Go through the entries one line at a time, and gather every line that has the word "image".
** BEGIN Provided records **
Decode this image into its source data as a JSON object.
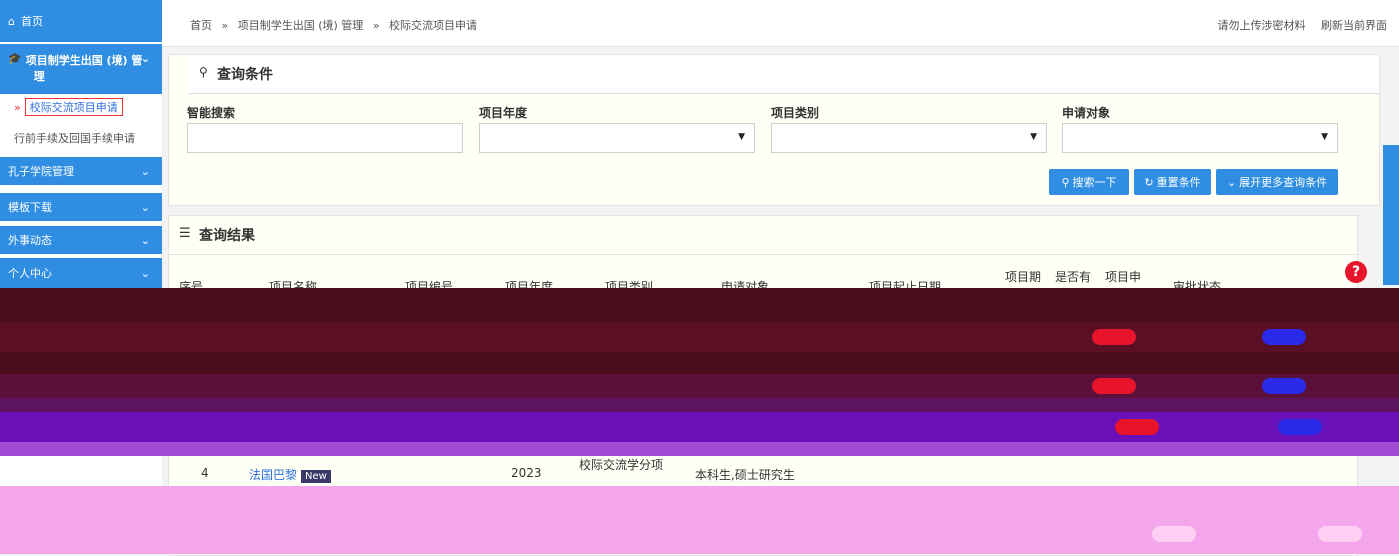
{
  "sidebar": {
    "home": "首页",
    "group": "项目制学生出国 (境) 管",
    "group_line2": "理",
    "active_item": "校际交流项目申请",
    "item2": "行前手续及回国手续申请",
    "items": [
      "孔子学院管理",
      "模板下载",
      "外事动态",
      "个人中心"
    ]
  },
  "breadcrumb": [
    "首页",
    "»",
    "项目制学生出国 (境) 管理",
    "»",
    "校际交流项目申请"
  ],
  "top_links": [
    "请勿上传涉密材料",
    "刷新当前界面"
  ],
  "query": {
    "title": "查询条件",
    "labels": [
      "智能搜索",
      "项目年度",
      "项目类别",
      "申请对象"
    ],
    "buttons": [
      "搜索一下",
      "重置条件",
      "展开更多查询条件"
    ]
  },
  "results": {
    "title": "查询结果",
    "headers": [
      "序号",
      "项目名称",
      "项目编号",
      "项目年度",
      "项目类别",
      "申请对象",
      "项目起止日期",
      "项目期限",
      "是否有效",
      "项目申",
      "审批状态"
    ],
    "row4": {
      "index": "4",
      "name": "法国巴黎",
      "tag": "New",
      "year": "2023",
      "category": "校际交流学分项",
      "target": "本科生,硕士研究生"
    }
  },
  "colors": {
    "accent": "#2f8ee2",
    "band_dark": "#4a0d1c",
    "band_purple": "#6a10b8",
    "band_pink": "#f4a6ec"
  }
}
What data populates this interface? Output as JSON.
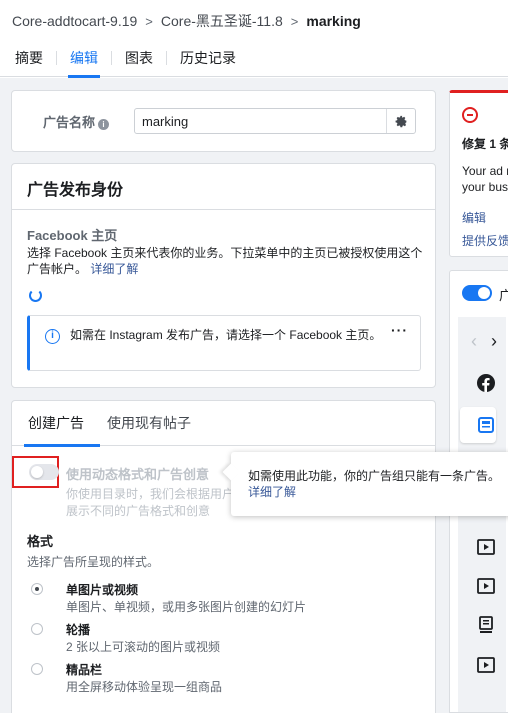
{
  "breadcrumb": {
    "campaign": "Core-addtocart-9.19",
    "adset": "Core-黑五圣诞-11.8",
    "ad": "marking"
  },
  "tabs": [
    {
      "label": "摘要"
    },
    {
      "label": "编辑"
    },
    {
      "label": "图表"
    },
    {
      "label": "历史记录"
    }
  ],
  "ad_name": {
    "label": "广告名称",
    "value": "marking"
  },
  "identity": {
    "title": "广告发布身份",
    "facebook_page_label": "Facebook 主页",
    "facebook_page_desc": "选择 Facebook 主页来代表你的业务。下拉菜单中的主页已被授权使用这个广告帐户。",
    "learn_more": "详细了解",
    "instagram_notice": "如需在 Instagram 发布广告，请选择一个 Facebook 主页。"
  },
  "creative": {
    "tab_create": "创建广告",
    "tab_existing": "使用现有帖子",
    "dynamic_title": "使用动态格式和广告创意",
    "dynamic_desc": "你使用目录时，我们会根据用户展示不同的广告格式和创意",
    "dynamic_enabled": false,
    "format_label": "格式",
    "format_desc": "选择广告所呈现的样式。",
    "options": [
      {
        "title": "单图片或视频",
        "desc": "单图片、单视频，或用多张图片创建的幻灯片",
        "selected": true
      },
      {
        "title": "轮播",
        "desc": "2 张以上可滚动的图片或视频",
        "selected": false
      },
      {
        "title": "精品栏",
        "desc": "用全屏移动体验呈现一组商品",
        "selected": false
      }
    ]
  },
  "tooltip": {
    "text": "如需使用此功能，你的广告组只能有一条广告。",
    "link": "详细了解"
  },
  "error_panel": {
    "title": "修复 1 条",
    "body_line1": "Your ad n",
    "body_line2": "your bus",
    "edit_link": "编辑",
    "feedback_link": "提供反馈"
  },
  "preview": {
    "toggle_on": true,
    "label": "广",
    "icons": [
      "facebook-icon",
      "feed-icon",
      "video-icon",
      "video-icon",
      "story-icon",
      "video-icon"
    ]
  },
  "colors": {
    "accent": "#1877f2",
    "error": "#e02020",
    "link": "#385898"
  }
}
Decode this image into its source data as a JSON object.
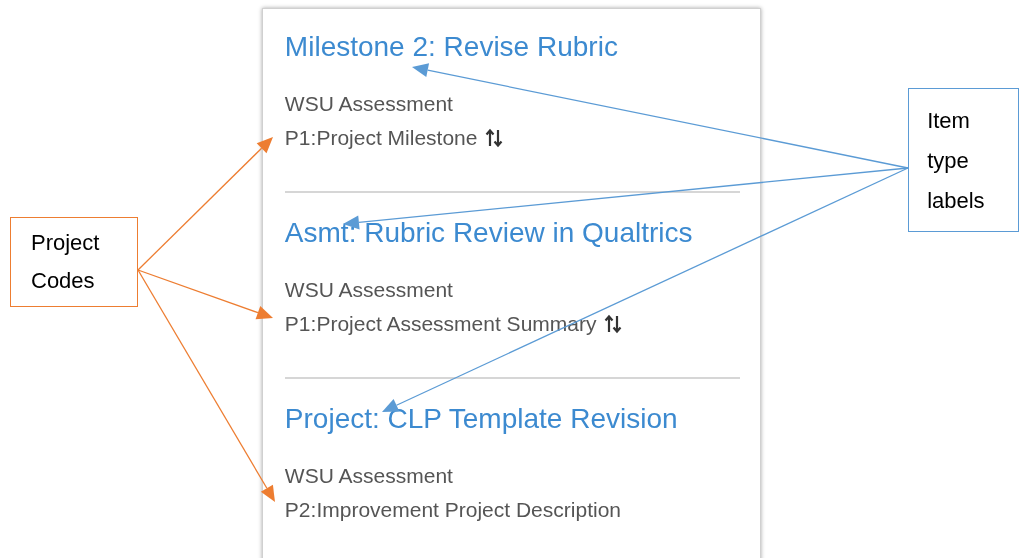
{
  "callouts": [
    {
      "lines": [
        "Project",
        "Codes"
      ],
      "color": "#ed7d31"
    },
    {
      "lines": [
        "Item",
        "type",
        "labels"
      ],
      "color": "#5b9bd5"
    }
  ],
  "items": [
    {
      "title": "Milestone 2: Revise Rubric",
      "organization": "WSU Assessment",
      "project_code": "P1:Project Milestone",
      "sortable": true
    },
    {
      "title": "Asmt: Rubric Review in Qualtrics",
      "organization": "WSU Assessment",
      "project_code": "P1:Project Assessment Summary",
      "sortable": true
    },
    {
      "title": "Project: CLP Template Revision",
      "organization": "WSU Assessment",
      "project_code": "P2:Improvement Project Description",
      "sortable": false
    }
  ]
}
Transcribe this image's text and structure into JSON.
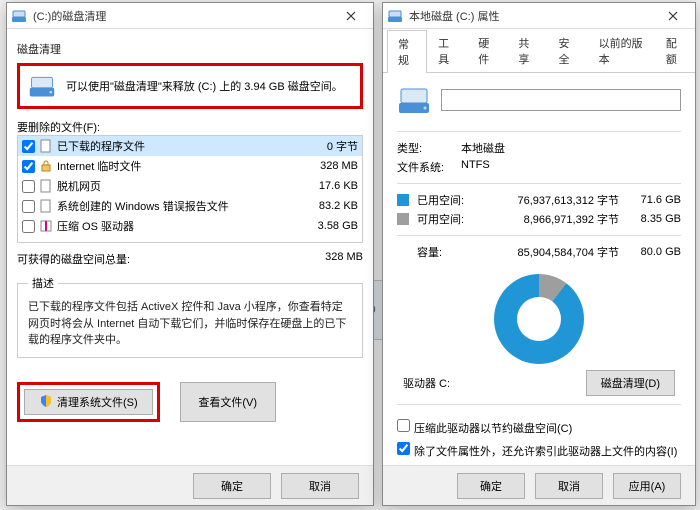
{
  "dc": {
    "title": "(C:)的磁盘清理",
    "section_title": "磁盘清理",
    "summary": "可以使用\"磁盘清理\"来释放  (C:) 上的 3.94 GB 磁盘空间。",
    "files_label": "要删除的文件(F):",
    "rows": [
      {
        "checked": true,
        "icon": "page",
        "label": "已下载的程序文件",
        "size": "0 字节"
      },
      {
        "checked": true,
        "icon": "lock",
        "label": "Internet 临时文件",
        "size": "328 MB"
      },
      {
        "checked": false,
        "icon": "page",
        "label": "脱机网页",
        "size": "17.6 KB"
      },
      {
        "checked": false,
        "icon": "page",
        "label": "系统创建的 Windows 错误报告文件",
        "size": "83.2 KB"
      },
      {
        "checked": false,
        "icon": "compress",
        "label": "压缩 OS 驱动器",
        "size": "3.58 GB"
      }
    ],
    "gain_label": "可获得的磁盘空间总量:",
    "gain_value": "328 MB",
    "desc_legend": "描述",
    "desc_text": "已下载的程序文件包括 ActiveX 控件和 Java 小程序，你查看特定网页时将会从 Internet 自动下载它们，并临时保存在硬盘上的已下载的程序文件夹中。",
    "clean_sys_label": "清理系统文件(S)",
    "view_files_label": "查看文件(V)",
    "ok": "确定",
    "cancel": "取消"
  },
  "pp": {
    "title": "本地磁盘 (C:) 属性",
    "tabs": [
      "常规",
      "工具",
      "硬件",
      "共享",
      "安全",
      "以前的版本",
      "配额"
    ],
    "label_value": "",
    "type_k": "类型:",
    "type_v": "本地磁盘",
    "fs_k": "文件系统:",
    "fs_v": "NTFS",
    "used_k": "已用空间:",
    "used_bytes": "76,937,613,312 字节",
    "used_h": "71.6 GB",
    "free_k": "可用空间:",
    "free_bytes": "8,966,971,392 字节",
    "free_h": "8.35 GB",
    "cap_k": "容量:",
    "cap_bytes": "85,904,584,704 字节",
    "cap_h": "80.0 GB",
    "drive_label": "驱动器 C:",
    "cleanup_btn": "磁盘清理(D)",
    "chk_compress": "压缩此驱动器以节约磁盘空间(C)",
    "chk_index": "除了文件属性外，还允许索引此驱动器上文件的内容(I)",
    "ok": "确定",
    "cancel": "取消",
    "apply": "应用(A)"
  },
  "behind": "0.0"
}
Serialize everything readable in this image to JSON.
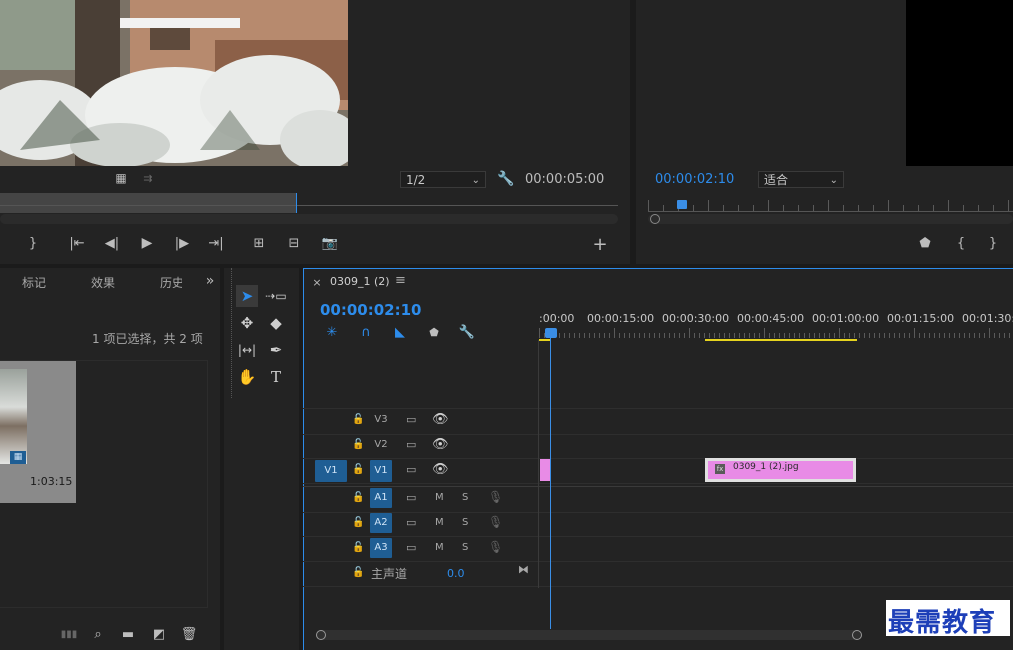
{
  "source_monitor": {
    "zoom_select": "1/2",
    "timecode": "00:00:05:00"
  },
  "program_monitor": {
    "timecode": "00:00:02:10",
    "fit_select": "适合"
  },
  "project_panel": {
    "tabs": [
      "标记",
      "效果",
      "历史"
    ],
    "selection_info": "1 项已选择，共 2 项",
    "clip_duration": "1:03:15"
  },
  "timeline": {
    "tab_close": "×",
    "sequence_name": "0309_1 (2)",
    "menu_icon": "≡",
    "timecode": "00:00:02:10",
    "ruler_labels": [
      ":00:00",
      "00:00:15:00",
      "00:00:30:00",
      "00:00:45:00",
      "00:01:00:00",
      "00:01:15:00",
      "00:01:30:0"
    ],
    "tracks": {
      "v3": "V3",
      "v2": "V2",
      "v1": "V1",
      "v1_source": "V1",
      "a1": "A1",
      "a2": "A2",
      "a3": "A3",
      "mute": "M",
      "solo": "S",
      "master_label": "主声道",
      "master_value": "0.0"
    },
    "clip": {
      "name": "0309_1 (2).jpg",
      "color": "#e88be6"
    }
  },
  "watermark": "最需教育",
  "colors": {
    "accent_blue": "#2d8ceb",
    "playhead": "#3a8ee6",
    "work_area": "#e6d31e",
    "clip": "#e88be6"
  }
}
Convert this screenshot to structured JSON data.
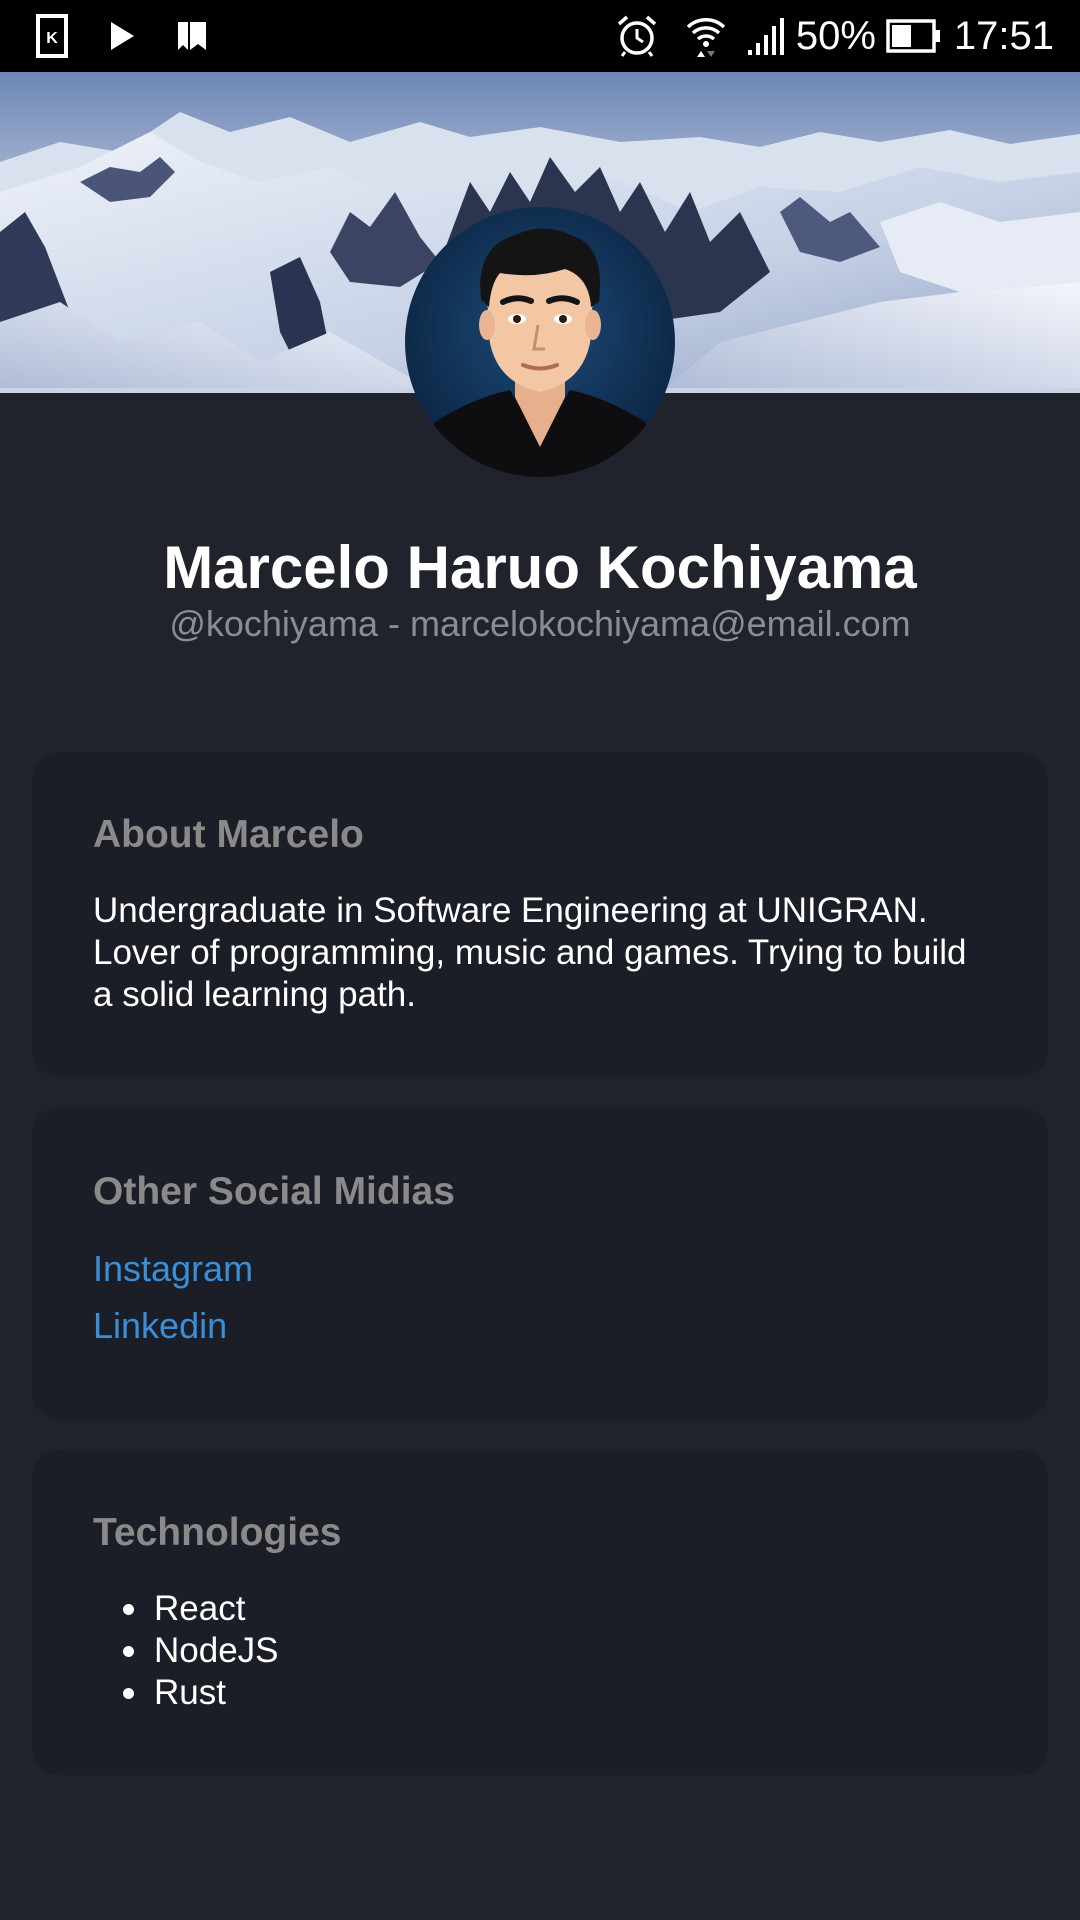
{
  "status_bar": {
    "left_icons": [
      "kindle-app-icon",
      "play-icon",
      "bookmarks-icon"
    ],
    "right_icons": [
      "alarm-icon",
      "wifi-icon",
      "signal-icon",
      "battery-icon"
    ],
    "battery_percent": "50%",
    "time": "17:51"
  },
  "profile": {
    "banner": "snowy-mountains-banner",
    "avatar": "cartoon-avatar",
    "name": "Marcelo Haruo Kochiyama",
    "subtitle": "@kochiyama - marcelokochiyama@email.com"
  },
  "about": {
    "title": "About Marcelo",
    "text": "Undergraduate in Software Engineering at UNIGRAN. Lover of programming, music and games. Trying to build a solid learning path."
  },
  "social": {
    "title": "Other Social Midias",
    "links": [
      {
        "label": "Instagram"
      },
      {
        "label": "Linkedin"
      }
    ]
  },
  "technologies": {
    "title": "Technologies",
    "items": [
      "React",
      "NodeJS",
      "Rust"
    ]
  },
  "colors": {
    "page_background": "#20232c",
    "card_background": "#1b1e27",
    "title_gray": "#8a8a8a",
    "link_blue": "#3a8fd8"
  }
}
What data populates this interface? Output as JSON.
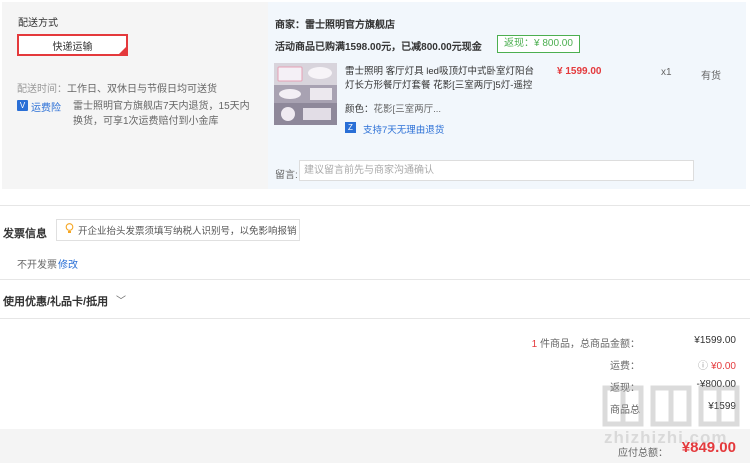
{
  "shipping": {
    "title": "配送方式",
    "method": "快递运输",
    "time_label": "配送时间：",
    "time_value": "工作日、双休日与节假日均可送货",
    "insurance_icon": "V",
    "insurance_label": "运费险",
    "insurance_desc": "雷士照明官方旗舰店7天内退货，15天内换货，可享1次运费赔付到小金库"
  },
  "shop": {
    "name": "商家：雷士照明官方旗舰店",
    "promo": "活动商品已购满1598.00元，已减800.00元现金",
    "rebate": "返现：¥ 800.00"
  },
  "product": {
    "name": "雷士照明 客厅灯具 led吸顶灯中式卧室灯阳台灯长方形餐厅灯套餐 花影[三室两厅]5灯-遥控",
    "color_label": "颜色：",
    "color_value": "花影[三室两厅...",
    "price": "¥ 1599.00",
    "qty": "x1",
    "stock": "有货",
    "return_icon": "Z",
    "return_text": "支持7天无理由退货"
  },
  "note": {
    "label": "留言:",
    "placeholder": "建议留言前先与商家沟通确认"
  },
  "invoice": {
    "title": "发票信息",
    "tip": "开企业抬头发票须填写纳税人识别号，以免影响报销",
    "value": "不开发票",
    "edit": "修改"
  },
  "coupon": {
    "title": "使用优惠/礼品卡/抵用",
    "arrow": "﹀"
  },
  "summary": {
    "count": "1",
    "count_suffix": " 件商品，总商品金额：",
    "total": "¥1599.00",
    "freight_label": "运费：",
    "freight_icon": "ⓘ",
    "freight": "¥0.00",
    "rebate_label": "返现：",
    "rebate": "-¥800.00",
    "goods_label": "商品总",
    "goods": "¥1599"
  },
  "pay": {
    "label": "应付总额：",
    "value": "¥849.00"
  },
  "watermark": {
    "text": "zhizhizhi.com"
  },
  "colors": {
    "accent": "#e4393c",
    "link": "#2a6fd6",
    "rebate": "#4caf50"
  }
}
** END Provided records **
Output for this exercise:
Decode this image into its source data as a JSON object.
Decode this image into its source data as a JSON object.
Transcribe this image's text and structure into JSON.
Serialize everything readable in this image to JSON.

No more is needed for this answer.